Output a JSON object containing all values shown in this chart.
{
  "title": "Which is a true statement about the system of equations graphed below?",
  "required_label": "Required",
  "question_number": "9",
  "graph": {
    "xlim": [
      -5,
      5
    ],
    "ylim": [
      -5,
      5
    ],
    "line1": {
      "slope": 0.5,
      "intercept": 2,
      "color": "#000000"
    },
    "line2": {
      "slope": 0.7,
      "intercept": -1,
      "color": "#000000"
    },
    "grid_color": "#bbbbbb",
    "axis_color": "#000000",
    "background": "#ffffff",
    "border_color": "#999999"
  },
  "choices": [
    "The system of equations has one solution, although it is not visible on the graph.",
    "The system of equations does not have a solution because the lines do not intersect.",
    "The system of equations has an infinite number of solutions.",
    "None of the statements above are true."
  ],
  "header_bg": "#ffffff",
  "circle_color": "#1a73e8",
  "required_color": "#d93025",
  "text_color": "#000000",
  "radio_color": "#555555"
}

· · · · ·

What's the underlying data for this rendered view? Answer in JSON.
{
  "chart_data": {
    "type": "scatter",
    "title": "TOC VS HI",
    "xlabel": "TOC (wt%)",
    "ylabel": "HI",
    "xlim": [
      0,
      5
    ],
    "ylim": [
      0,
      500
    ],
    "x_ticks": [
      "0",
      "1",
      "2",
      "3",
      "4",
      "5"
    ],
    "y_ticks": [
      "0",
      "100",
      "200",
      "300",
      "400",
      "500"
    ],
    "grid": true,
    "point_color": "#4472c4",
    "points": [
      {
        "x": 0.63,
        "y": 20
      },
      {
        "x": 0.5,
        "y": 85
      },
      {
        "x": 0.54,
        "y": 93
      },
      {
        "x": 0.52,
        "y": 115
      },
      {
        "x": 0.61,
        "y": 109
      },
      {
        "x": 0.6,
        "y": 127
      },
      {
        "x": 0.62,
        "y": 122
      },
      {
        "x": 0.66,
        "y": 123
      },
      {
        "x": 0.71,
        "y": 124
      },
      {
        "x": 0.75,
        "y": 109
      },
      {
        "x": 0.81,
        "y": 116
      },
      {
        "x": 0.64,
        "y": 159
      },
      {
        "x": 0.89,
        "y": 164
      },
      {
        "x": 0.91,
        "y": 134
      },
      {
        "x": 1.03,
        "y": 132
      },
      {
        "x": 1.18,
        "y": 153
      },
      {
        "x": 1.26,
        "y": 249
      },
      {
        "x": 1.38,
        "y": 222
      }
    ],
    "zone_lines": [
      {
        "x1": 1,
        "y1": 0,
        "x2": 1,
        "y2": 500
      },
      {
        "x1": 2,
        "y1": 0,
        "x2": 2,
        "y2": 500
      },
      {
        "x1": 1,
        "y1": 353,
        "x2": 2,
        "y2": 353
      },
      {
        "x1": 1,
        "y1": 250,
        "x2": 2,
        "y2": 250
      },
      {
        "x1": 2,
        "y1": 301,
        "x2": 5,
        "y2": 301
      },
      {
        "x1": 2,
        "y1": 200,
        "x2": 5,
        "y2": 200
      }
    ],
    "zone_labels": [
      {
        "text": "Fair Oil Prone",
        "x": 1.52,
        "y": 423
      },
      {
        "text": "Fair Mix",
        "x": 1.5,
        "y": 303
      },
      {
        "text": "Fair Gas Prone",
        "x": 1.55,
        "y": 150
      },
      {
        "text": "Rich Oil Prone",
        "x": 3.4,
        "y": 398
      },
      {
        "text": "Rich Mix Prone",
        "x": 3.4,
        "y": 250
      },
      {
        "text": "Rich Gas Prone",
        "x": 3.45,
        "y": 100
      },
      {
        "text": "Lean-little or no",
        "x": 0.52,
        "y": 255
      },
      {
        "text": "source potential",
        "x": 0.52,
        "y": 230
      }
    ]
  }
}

· · · · ·

_Work to do_. Filter the entries down to the lines containing "true". Copy each of those lines.

_Result for this exercise_.
  "title": "Which is a true statement about the system of equations graphed below?",
    "None of the statements above are true."
    "grid": true,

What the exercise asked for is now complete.